* Exercise objective *
Collect each line of the records containing the string "الجانبية".

* Material provided *
....

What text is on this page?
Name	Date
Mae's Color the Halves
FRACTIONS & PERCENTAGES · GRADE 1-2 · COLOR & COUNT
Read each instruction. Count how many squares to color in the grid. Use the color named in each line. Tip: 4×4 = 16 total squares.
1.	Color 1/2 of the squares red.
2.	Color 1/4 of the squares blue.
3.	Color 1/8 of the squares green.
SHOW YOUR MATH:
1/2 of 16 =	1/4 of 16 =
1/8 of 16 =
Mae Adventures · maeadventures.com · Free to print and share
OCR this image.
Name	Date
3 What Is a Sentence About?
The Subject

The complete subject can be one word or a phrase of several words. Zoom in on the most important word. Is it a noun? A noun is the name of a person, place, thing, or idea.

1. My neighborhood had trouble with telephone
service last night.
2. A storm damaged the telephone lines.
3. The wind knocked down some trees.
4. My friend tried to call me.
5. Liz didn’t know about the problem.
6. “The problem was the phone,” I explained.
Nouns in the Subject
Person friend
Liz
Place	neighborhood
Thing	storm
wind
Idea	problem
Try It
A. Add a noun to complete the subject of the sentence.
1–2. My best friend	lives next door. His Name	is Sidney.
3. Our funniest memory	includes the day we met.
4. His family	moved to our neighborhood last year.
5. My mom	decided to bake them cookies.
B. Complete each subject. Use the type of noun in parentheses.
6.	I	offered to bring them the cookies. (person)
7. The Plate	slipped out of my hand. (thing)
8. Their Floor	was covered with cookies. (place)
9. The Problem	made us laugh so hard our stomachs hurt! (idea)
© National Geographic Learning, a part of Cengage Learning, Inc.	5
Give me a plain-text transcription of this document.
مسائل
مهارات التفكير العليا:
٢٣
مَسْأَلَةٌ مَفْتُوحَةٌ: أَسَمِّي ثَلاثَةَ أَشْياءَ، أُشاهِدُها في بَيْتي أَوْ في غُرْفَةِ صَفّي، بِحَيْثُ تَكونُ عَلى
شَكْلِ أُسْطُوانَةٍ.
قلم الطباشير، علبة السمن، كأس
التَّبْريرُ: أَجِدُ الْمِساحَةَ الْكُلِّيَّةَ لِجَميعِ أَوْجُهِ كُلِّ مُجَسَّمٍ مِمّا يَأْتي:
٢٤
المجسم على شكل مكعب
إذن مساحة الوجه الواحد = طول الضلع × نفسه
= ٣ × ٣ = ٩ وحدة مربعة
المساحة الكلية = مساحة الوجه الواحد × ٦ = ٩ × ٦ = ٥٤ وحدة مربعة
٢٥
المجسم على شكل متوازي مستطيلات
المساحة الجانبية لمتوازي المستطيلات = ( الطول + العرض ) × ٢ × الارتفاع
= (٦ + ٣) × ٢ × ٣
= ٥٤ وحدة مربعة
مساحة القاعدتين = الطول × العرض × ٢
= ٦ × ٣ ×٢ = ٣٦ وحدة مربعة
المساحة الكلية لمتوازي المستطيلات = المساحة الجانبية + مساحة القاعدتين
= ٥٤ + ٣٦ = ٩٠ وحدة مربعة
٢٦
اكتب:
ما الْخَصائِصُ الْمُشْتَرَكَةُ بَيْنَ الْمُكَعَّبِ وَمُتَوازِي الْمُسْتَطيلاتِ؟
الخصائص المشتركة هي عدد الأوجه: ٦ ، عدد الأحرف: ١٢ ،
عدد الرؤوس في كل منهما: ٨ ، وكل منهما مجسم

....

* Finished answer *
المساحة الجانبية لمتوازي المستطيلات = ( الطول + العرض ) × ٢ × الارتفاع
المساحة الكلية لمتوازي المستطيلات = المساحة الجانبية + مساحة القاعدتين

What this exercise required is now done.